(Saved data entries)
━━━━━━━━━━━━━━━━

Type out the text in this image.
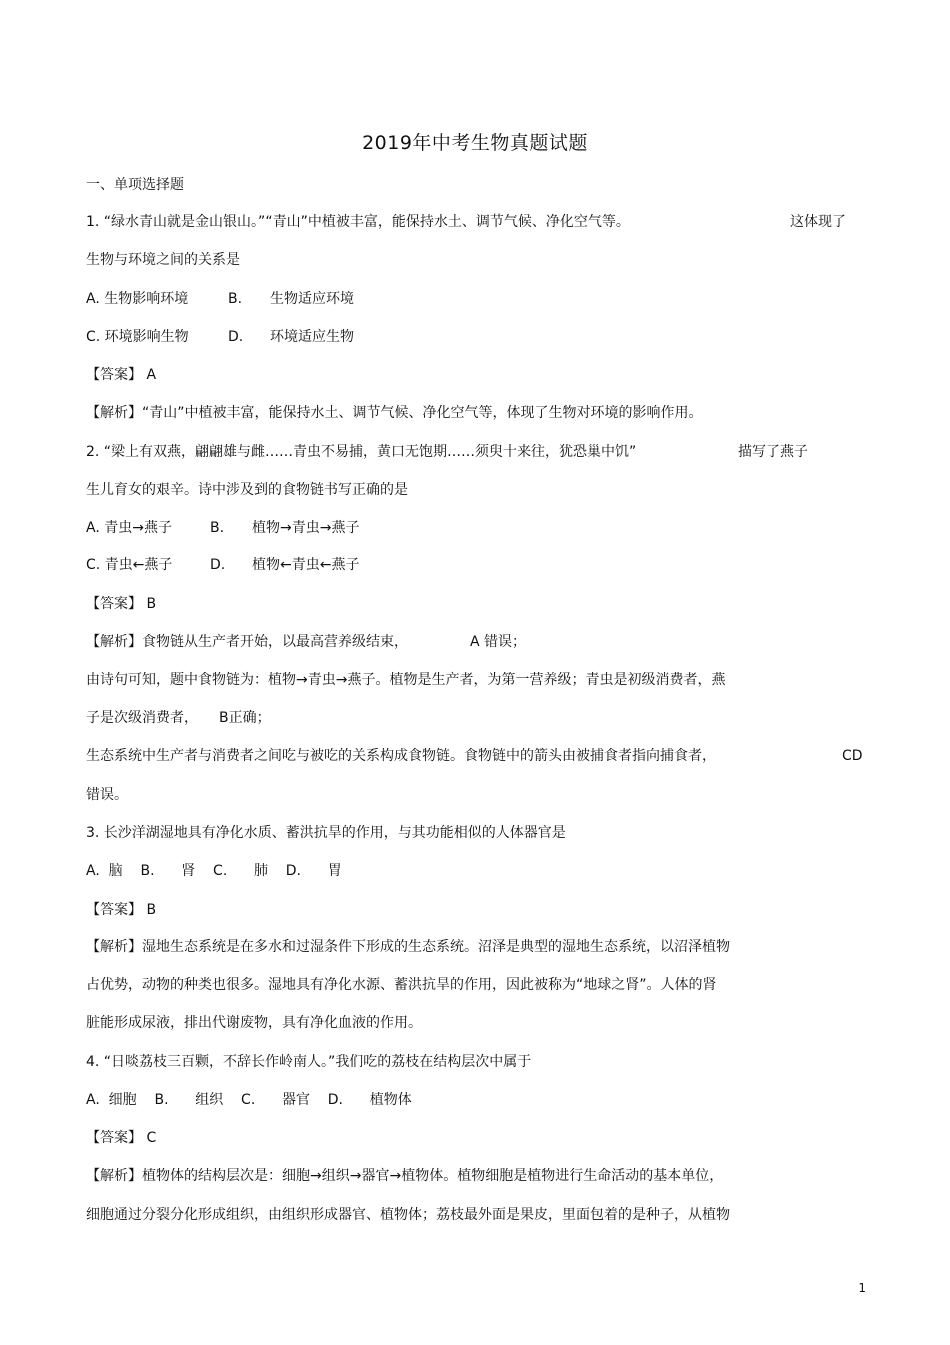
2019年中考生物真题试题
一、单项选择题
1. “绿水青山就是金山银山。”“青山”中植被丰富，能保持水土、调节气候、净化空气等。	这体现了
生物与环境之间的关系是
A. 生物影响环境	B. 生物适应环境
C. 环境影响生物	D. 环境适应生物
【答案】 A
【解析】“青山”中植被丰富，能保持水土、调节气候、净化空气等，体现了生物对环境的影响作用。
2. “梁上有双燕，翩翩雄与雌……青虫不易捕，黄口无饱期……须臾十来往，犹恐巢中饥”	描写了燕子
生儿育女的艰辛。诗中涉及到的食物链书写正确的是
A. 青虫→燕子	B. 植物→青虫→燕子
C. 青虫←燕子	D. 植物←青虫←燕子
【答案】 B
【解析】食物链从生产者开始，以最高营养级结束，	A 错误；
由诗句可知，题中食物链为：植物→青虫→燕子。植物是生产者，为第一营养级；青虫是初级消费者，燕
子是次级消费者， B正确；
生态系统中生产者与消费者之间吃与被吃的关系构成食物链。食物链中的箭头由被捕食者指向捕食者，	CD
错误。
3. 长沙洋湖湿地具有净化水质、蓄洪抗旱的作用，与其功能相似的人体器官是
A.  脑    B.      肾    C.      肺    D.      胃
【答案】 B
【解析】湿地生态系统是在多水和过湿条件下形成的生态系统。沼泽是典型的湿地生态系统，以沼泽植物
占优势，动物的种类也很多。湿地具有净化水源、蓄洪抗旱的作用，因此被称为“地球之肾”。人体的肾
脏能形成尿液，排出代谢废物，具有净化血液的作用。
4. “日啖荔枝三百颗，不辞长作岭南人。”我们吃的荔枝在结构层次中属于
A.  细胞    B.      组织    C.      器官    D.      植物体
【答案】 C
【解析】植物体的结构层次是：细胞→组织→器官→植物体。植物细胞是植物进行生命活动的基本单位，
细胞通过分裂分化形成组织，由组织形成器官、植物体；荔枝最外面是果皮，里面包着的是种子，从植物
1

━━━━━━━━━━━━━━━━

Aim:
Omitting all images, retype each line of the records precisely.

Complete output:
Type out the text in this image.
2019年中考生物真题试题
一、单项选择题
1. “绿水青山就是金山银山。”“青山”中植被丰富，能保持水土、调节气候、净化空气等。	这体现了
生物与环境之间的关系是
A. 生物影响环境	B. 生物适应环境
C. 环境影响生物	D. 环境适应生物
【答案】 A
【解析】“青山”中植被丰富，能保持水土、调节气候、净化空气等，体现了生物对环境的影响作用。
2. “梁上有双燕，翩翩雄与雌……青虫不易捕，黄口无饱期……须臾十来往，犹恐巢中饥”	描写了燕子
生儿育女的艰辛。诗中涉及到的食物链书写正确的是
A. 青虫→燕子	B. 植物→青虫→燕子
C. 青虫←燕子	D. 植物←青虫←燕子
【答案】 B
【解析】食物链从生产者开始，以最高营养级结束，	A 错误；
由诗句可知，题中食物链为：植物→青虫→燕子。植物是生产者，为第一营养级；青虫是初级消费者，燕
子是次级消费者， B正确；
生态系统中生产者与消费者之间吃与被吃的关系构成食物链。食物链中的箭头由被捕食者指向捕食者，	CD
错误。
3. 长沙洋湖湿地具有净化水质、蓄洪抗旱的作用，与其功能相似的人体器官是
A.  脑    B.      肾    C.      肺    D.      胃
【答案】 B
【解析】湿地生态系统是在多水和过湿条件下形成的生态系统。沼泽是典型的湿地生态系统，以沼泽植物
占优势，动物的种类也很多。湿地具有净化水源、蓄洪抗旱的作用，因此被称为“地球之肾”。人体的肾
脏能形成尿液，排出代谢废物，具有净化血液的作用。
4. “日啖荔枝三百颗，不辞长作岭南人。”我们吃的荔枝在结构层次中属于
A.  细胞    B.      组织    C.      器官    D.      植物体
【答案】 C
【解析】植物体的结构层次是：细胞→组织→器官→植物体。植物细胞是植物进行生命活动的基本单位，
细胞通过分裂分化形成组织，由组织形成器官、植物体；荔枝最外面是果皮，里面包着的是种子，从植物
1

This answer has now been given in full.